__TASK DETAILS__: Lift out all lines below that contain "source".

(Items listed in a dataset)

** START **

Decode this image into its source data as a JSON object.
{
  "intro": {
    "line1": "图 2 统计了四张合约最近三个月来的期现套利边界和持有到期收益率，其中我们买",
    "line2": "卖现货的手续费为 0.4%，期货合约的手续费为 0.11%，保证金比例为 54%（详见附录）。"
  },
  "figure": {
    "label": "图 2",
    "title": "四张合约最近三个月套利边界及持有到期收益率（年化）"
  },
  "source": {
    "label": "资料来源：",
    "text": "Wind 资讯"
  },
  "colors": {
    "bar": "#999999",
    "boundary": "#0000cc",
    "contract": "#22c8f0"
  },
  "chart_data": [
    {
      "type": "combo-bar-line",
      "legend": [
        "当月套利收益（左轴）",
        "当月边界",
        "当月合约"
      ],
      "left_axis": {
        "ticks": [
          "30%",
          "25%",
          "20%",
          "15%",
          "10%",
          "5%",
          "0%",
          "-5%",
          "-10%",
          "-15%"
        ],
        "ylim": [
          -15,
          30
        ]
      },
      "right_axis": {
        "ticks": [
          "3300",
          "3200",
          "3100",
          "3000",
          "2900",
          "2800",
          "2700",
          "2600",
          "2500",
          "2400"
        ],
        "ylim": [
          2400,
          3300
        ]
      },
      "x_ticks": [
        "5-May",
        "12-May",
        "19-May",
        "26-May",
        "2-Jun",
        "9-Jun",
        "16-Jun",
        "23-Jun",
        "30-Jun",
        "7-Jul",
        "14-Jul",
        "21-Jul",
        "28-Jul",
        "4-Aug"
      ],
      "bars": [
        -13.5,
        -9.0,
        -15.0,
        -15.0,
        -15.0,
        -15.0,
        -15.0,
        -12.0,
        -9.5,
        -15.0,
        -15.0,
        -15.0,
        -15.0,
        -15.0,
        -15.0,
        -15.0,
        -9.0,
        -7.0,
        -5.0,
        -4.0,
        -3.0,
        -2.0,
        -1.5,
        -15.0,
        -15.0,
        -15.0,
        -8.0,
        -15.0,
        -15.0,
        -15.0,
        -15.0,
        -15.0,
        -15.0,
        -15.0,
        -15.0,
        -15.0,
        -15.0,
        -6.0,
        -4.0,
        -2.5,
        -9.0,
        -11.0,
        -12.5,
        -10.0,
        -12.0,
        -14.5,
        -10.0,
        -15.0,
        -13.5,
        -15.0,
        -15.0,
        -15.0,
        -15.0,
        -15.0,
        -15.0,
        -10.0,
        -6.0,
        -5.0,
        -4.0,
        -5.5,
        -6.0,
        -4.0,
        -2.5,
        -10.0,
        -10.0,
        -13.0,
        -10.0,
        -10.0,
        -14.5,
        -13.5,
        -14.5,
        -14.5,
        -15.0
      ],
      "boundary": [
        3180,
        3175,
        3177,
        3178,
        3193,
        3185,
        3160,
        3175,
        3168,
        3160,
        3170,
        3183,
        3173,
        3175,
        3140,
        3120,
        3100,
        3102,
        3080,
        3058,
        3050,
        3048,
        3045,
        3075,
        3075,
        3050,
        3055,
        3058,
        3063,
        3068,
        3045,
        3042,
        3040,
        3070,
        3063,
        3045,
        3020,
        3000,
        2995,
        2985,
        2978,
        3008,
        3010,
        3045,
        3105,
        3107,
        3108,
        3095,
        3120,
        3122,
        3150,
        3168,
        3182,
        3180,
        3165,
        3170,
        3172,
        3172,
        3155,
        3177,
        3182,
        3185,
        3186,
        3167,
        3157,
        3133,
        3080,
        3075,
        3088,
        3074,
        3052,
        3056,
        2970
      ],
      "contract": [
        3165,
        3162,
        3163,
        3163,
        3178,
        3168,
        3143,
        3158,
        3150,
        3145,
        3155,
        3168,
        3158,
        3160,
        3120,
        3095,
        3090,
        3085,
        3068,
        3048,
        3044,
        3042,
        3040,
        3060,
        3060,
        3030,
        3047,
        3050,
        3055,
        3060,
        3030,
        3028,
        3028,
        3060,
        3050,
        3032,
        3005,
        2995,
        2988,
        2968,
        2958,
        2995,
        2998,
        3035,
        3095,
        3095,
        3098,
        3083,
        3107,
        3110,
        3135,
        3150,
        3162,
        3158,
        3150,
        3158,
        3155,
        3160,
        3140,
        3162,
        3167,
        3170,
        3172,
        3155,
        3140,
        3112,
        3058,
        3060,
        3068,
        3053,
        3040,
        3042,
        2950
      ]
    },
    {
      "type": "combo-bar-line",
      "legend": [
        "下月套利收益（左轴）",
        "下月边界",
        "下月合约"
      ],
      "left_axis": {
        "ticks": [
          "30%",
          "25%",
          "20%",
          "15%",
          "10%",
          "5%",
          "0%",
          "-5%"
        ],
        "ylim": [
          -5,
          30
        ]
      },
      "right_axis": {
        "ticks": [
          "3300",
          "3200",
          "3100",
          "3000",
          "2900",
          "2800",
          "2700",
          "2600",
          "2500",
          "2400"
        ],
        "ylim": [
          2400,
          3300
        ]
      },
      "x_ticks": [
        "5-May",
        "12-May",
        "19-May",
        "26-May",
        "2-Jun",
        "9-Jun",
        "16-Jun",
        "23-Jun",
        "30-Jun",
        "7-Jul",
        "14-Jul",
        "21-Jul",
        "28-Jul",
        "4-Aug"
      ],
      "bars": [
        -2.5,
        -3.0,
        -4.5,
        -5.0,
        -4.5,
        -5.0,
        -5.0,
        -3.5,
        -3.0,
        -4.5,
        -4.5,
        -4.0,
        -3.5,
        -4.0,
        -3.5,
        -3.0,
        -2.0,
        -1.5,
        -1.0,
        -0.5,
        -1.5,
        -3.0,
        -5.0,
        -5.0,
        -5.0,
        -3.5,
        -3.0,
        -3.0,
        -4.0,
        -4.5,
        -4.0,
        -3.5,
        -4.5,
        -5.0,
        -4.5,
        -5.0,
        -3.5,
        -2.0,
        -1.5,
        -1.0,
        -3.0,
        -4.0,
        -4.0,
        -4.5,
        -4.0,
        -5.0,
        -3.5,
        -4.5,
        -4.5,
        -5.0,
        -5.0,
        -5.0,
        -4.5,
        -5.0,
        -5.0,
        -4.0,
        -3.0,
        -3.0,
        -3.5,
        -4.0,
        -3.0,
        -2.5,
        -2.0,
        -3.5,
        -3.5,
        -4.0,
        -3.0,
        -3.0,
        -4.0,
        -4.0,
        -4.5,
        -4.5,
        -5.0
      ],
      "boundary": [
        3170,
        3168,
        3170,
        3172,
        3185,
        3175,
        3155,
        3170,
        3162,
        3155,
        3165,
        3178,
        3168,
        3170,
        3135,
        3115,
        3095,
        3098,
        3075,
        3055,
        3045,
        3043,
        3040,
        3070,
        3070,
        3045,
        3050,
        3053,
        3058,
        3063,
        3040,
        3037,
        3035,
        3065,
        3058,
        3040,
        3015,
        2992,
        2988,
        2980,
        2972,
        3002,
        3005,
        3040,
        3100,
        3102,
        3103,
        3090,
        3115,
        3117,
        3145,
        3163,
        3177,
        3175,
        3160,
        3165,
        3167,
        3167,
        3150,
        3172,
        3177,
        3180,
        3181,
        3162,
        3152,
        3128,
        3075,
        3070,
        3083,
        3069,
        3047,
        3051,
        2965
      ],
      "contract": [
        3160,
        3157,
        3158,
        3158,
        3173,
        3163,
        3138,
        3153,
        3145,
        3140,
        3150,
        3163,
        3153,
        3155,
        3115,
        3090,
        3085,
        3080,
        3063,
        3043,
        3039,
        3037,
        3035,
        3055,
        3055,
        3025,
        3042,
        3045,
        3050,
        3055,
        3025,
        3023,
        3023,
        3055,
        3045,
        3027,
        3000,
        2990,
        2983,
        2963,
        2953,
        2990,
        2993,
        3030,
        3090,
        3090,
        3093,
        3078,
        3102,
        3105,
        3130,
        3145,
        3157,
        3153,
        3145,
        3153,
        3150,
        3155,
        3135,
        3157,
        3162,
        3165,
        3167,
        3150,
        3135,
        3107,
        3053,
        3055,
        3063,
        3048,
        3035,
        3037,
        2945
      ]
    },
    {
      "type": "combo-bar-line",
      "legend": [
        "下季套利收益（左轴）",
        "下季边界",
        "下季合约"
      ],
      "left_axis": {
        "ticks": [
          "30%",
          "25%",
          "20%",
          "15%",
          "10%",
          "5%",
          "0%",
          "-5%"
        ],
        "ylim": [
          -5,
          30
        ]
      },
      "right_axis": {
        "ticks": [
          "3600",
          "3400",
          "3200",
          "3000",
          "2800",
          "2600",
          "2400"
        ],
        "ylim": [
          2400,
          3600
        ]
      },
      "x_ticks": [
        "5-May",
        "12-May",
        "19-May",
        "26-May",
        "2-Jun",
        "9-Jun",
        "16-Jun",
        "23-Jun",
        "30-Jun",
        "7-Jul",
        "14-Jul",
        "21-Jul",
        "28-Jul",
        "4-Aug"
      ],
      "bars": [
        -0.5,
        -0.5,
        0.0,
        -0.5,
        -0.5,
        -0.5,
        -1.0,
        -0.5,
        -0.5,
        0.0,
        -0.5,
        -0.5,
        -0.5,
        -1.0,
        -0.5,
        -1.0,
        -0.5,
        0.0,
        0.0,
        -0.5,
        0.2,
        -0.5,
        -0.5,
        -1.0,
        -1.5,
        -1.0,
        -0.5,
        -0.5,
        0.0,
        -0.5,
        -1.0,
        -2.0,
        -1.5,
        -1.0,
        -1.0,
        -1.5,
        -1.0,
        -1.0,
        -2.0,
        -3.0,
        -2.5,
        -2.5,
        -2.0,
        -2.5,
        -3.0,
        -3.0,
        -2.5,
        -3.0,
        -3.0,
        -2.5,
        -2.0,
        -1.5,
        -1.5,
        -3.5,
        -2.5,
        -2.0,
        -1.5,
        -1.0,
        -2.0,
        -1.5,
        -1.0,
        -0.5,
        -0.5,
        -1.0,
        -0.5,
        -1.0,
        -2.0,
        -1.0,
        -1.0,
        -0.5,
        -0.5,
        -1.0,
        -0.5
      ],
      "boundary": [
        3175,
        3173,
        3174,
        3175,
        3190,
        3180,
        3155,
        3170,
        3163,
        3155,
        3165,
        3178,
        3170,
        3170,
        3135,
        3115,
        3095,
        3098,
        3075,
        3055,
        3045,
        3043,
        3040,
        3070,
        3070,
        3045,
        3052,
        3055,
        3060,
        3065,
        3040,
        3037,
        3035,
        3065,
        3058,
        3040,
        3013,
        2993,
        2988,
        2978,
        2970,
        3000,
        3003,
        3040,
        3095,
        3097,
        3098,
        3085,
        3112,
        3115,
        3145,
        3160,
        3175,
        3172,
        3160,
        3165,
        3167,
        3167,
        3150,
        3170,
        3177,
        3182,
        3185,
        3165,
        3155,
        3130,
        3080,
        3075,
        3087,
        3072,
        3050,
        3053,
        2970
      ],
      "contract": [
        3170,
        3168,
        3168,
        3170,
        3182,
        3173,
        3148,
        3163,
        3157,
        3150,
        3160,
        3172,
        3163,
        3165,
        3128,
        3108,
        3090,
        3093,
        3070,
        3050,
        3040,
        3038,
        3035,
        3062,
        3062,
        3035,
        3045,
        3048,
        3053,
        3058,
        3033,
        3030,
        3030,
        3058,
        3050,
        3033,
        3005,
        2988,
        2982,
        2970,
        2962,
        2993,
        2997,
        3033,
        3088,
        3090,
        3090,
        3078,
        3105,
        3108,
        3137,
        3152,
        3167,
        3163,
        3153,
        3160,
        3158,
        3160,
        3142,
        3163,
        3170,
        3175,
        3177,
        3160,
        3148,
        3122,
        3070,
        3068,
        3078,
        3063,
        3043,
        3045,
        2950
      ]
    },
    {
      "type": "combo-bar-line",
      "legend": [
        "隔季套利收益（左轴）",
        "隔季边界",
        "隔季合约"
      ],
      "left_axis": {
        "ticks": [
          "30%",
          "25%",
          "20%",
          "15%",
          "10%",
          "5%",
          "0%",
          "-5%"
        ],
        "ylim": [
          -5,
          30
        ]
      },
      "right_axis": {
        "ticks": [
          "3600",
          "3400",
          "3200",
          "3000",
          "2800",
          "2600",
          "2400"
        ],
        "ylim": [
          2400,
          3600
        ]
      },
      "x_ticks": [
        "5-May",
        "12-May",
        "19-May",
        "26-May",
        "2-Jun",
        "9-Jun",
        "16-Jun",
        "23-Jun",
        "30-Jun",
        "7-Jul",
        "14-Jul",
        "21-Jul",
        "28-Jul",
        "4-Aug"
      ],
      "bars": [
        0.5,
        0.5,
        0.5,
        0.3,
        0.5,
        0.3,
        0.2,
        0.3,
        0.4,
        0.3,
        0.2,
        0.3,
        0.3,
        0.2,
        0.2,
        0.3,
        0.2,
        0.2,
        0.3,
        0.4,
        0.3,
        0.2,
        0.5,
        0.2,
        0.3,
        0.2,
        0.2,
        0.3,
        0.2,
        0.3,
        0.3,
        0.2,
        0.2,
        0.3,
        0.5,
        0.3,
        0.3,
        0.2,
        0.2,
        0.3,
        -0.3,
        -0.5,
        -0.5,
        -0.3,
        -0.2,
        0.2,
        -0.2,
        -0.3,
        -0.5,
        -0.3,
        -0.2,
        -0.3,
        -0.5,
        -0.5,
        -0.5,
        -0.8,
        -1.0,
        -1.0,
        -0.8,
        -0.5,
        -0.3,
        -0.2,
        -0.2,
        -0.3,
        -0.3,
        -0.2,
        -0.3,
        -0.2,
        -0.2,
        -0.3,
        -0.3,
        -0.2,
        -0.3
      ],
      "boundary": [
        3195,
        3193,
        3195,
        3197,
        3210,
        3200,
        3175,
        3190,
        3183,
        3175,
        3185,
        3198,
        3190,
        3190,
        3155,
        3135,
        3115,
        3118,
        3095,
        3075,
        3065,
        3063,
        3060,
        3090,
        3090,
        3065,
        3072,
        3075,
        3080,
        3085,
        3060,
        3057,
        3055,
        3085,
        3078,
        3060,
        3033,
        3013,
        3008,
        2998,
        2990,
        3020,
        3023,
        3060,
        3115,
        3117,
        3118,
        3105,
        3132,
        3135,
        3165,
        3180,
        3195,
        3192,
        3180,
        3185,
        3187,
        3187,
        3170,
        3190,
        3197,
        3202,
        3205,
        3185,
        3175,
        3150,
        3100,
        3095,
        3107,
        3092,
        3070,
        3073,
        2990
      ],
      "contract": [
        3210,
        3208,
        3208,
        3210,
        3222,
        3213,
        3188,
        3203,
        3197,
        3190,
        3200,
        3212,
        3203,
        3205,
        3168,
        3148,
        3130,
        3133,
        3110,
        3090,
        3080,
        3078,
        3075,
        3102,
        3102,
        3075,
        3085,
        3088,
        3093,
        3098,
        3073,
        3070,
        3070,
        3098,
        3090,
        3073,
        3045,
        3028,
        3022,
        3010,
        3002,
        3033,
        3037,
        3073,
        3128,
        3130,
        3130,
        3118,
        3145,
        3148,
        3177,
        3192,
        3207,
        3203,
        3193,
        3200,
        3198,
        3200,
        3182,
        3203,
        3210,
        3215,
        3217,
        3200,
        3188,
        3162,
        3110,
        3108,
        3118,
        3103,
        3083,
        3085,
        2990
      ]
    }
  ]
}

** END **

__TASK ANSWER__:
Decode this image into its source data as a JSON object.
  "source": {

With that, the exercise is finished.